REQUEST
Your task is to restate the data word for word.
┌────────
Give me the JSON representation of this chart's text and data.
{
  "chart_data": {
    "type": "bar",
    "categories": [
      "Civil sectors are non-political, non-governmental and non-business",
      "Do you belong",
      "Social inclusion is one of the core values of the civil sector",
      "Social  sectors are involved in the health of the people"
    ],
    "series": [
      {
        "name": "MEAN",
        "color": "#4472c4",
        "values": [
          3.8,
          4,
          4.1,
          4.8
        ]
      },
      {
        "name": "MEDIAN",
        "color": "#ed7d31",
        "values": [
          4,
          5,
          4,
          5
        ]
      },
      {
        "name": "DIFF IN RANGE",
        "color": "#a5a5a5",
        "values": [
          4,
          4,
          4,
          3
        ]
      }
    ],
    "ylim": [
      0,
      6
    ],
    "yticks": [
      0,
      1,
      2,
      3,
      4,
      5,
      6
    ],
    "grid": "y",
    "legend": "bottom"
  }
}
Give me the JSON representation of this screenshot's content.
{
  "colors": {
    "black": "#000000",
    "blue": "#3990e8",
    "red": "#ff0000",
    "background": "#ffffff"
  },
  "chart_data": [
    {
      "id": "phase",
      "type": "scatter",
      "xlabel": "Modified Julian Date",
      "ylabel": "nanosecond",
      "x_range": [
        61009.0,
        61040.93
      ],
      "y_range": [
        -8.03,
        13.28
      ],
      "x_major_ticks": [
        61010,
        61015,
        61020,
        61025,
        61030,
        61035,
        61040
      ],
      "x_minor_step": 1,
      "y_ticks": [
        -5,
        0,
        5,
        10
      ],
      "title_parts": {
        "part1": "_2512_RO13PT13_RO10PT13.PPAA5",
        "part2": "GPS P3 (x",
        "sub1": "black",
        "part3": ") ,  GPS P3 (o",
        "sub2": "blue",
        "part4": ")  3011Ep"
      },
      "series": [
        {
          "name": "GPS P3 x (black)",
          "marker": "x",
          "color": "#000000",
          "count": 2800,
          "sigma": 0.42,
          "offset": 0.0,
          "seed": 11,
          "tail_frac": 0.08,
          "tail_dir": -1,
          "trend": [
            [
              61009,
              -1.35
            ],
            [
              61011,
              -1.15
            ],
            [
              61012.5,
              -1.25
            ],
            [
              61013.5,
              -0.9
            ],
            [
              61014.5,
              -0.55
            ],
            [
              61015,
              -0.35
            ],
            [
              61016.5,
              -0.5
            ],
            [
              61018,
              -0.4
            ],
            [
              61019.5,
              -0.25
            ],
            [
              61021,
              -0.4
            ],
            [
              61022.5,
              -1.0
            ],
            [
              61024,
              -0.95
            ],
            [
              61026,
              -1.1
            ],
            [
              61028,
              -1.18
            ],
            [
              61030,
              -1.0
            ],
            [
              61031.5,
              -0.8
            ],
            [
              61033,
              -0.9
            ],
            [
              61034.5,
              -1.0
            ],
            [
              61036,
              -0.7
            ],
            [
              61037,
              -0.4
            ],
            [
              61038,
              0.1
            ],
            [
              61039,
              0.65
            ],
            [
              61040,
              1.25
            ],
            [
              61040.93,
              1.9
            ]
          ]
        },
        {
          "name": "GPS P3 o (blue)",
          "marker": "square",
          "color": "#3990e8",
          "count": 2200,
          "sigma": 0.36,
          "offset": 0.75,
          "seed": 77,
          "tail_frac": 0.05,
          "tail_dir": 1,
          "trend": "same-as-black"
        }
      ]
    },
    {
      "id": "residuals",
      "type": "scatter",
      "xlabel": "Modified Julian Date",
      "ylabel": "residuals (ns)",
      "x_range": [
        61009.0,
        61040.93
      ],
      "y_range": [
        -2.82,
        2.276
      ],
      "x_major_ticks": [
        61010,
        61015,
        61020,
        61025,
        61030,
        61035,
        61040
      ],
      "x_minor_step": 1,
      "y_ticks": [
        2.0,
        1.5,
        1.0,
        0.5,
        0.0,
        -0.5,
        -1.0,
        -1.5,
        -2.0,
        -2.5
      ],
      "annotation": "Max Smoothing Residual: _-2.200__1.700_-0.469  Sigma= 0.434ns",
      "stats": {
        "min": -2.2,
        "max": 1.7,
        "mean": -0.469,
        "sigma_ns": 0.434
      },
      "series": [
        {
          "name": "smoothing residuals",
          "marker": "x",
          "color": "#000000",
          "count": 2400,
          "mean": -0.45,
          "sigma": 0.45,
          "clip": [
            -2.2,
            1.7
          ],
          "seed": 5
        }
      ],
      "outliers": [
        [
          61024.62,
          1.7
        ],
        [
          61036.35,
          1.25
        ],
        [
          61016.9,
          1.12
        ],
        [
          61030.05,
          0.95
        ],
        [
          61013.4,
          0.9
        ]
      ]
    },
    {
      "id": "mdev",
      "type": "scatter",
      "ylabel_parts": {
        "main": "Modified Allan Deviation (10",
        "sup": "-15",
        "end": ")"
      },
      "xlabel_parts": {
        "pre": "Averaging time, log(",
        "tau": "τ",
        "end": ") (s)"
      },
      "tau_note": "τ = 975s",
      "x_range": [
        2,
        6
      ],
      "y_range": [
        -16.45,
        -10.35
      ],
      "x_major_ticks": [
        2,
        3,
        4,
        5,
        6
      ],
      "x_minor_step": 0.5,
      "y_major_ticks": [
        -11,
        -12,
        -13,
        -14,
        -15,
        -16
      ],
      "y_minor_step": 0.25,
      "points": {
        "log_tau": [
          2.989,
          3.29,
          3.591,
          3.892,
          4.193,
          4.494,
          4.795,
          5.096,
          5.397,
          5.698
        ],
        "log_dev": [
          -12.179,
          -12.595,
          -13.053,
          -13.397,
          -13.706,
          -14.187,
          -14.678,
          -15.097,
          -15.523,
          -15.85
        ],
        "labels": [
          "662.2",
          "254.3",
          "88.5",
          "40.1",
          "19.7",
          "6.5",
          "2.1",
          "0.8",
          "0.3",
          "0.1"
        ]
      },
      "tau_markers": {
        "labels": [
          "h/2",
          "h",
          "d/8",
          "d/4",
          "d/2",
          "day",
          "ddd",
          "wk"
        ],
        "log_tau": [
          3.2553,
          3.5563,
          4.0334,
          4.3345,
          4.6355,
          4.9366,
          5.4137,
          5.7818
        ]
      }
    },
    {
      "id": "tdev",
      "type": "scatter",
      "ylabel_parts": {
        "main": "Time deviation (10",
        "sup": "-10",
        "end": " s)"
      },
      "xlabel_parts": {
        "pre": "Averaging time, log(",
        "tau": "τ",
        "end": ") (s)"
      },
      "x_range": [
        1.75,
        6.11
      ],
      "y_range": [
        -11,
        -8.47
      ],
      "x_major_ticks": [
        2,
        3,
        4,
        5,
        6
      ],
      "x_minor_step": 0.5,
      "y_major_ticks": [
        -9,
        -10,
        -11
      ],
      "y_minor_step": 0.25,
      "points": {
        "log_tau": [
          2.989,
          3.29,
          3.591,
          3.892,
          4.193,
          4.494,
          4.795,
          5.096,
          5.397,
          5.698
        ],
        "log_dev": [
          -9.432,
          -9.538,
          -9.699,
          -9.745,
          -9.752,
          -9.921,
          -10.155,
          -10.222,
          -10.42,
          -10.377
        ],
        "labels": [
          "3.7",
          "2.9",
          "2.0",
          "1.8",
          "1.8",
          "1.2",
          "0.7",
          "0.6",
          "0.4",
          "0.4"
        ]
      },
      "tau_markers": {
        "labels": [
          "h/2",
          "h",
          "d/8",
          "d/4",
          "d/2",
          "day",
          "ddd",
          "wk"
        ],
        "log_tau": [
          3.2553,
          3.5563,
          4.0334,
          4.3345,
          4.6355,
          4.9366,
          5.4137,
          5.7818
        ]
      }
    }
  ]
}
└────────
THE ANSWER
Give me the JSON representation of this chart's text and data.
{
  "chart_data": {
    "type": "bar",
    "categories": [
      "Civil sectors are non-political, non-governmental and non-business",
      "Do you belong",
      "Social inclusion is one of the core values of the civil sector",
      "Social  sectors are involved in the health of the people"
    ],
    "series": [
      {
        "name": "MEAN",
        "color": "#4472c4",
        "values": [
          3.8,
          4,
          4.1,
          4.8
        ]
      },
      {
        "name": "MEDIAN",
        "color": "#ed7d31",
        "values": [
          4,
          5,
          4,
          5
        ]
      },
      {
        "name": "DIFF IN RANGE",
        "color": "#a5a5a5",
        "values": [
          4,
          4,
          4,
          3
        ]
      }
    ],
    "ylim": [
      0,
      6
    ],
    "yticks": [
      0,
      1,
      2,
      3,
      4,
      5,
      6
    ],
    "grid": "y",
    "legend": "bottom"
  }
}
Give me the JSON representation of this screenshot's content.
{
  "colors": {
    "black": "#000000",
    "blue": "#3990e8",
    "red": "#ff0000",
    "background": "#ffffff"
  },
  "chart_data": [
    {
      "id": "phase",
      "type": "scatter",
      "xlabel": "Modified Julian Date",
      "ylabel": "nanosecond",
      "x_range": [
        61009.0,
        61040.93
      ],
      "y_range": [
        -8.03,
        13.28
      ],
      "x_major_ticks": [
        61010,
        61015,
        61020,
        61025,
        61030,
        61035,
        61040
      ],
      "x_minor_step": 1,
      "y_ticks": [
        -5,
        0,
        5,
        10
      ],
      "title_parts": {
        "part1": "_2512_RO13PT13_RO10PT13.PPAA5",
        "part2": "GPS P3 (x",
        "sub1": "black",
        "part3": ") ,  GPS P3 (o",
        "sub2": "blue",
        "part4": ")  3011Ep"
      },
      "series": [
        {
          "name": "GPS P3 x (black)",
          "marker": "x",
          "color": "#000000",
          "count": 2800,
          "sigma": 0.42,
          "offset": 0.0,
          "seed": 11,
          "tail_frac": 0.08,
          "tail_dir": -1,
          "trend": [
            [
              61009,
              -1.35
            ],
            [
              61011,
              -1.15
            ],
            [
              61012.5,
              -1.25
            ],
            [
              61013.5,
              -0.9
            ],
            [
              61014.5,
              -0.55
            ],
            [
              61015,
              -0.35
            ],
            [
              61016.5,
              -0.5
            ],
            [
              61018,
              -0.4
            ],
            [
              61019.5,
              -0.25
            ],
            [
              61021,
              -0.4
            ],
            [
              61022.5,
              -1.0
            ],
            [
              61024,
              -0.95
            ],
            [
              61026,
              -1.1
            ],
            [
              61028,
              -1.18
            ],
            [
              61030,
              -1.0
            ],
            [
              61031.5,
              -0.8
            ],
            [
              61033,
              -0.9
            ],
            [
              61034.5,
              -1.0
            ],
            [
              61036,
              -0.7
            ],
            [
              61037,
              -0.4
            ],
            [
              61038,
              0.1
            ],
            [
              61039,
              0.65
            ],
            [
              61040,
              1.25
            ],
            [
              61040.93,
              1.9
            ]
          ]
        },
        {
          "name": "GPS P3 o (blue)",
          "marker": "square",
          "color": "#3990e8",
          "count": 2200,
          "sigma": 0.36,
          "offset": 0.75,
          "seed": 77,
          "tail_frac": 0.05,
          "tail_dir": 1,
          "trend": "same-as-black"
        }
      ]
    },
    {
      "id": "residuals",
      "type": "scatter",
      "xlabel": "Modified Julian Date",
      "ylabel": "residuals (ns)",
      "x_range": [
        61009.0,
        61040.93
      ],
      "y_range": [
        -2.82,
        2.276
      ],
      "x_major_ticks": [
        61010,
        61015,
        61020,
        61025,
        61030,
        61035,
        61040
      ],
      "x_minor_step": 1,
      "y_ticks": [
        2.0,
        1.5,
        1.0,
        0.5,
        0.0,
        -0.5,
        -1.0,
        -1.5,
        -2.0,
        -2.5
      ],
      "annotation": "Max Smoothing Residual: _-2.200__1.700_-0.469  Sigma= 0.434ns",
      "stats": {
        "min": -2.2,
        "max": 1.7,
        "mean": -0.469,
        "sigma_ns": 0.434
      },
      "series": [
        {
          "name": "smoothing residuals",
          "marker": "x",
          "color": "#000000",
          "count": 2400,
          "mean": -0.45,
          "sigma": 0.45,
          "clip": [
            -2.2,
            1.7
          ],
          "seed": 5
        }
      ],
      "outliers": [
        [
          61024.62,
          1.7
        ],
        [
          61036.35,
          1.25
        ],
        [
          61016.9,
          1.12
        ],
        [
          61030.05,
          0.95
        ],
        [
          61013.4,
          0.9
        ]
      ]
    },
    {
      "id": "mdev",
      "type": "scatter",
      "ylabel_parts": {
        "main": "Modified Allan Deviation (10",
        "sup": "-15",
        "end": ")"
      },
      "xlabel_parts": {
        "pre": "Averaging time, log(",
        "tau": "τ",
        "end": ") (s)"
      },
      "tau_note": "τ = 975s",
      "x_range": [
        2,
        6
      ],
      "y_range": [
        -16.45,
        -10.35
      ],
      "x_major_ticks": [
        2,
        3,
        4,
        5,
        6
      ],
      "x_minor_step": 0.5,
      "y_major_ticks": [
        -11,
        -12,
        -13,
        -14,
        -15,
        -16
      ],
      "y_minor_step": 0.25,
      "points": {
        "log_tau": [
          2.989,
          3.29,
          3.591,
          3.892,
          4.193,
          4.494,
          4.795,
          5.096,
          5.397,
          5.698
        ],
        "log_dev": [
          -12.179,
          -12.595,
          -13.053,
          -13.397,
          -13.706,
          -14.187,
          -14.678,
          -15.097,
          -15.523,
          -15.85
        ],
        "labels": [
          "662.2",
          "254.3",
          "88.5",
          "40.1",
          "19.7",
          "6.5",
          "2.1",
          "0.8",
          "0.3",
          "0.1"
        ]
      },
      "tau_markers": {
        "labels": [
          "h/2",
          "h",
          "d/8",
          "d/4",
          "d/2",
          "day",
          "ddd",
          "wk"
        ],
        "log_tau": [
          3.2553,
          3.5563,
          4.0334,
          4.3345,
          4.6355,
          4.9366,
          5.4137,
          5.7818
        ]
      }
    },
    {
      "id": "tdev",
      "type": "scatter",
      "ylabel_parts": {
        "main": "Time deviation (10",
        "sup": "-10",
        "end": " s)"
      },
      "xlabel_parts": {
        "pre": "Averaging time, log(",
        "tau": "τ",
        "end": ") (s)"
      },
      "x_range": [
        1.75,
        6.11
      ],
      "y_range": [
        -11,
        -8.47
      ],
      "x_major_ticks": [
        2,
        3,
        4,
        5,
        6
      ],
      "x_minor_step": 0.5,
      "y_major_ticks": [
        -9,
        -10,
        -11
      ],
      "y_minor_step": 0.25,
      "points": {
        "log_tau": [
          2.989,
          3.29,
          3.591,
          3.892,
          4.193,
          4.494,
          4.795,
          5.096,
          5.397,
          5.698
        ],
        "log_dev": [
          -9.432,
          -9.538,
          -9.699,
          -9.745,
          -9.752,
          -9.921,
          -10.155,
          -10.222,
          -10.42,
          -10.377
        ],
        "labels": [
          "3.7",
          "2.9",
          "2.0",
          "1.8",
          "1.8",
          "1.2",
          "0.7",
          "0.6",
          "0.4",
          "0.4"
        ]
      },
      "tau_markers": {
        "labels": [
          "h/2",
          "h",
          "d/8",
          "d/4",
          "d/2",
          "day",
          "ddd",
          "wk"
        ],
        "log_tau": [
          3.2553,
          3.5563,
          4.0334,
          4.3345,
          4.6355,
          4.9366,
          5.4137,
          5.7818
        ]
      }
    }
  ]
}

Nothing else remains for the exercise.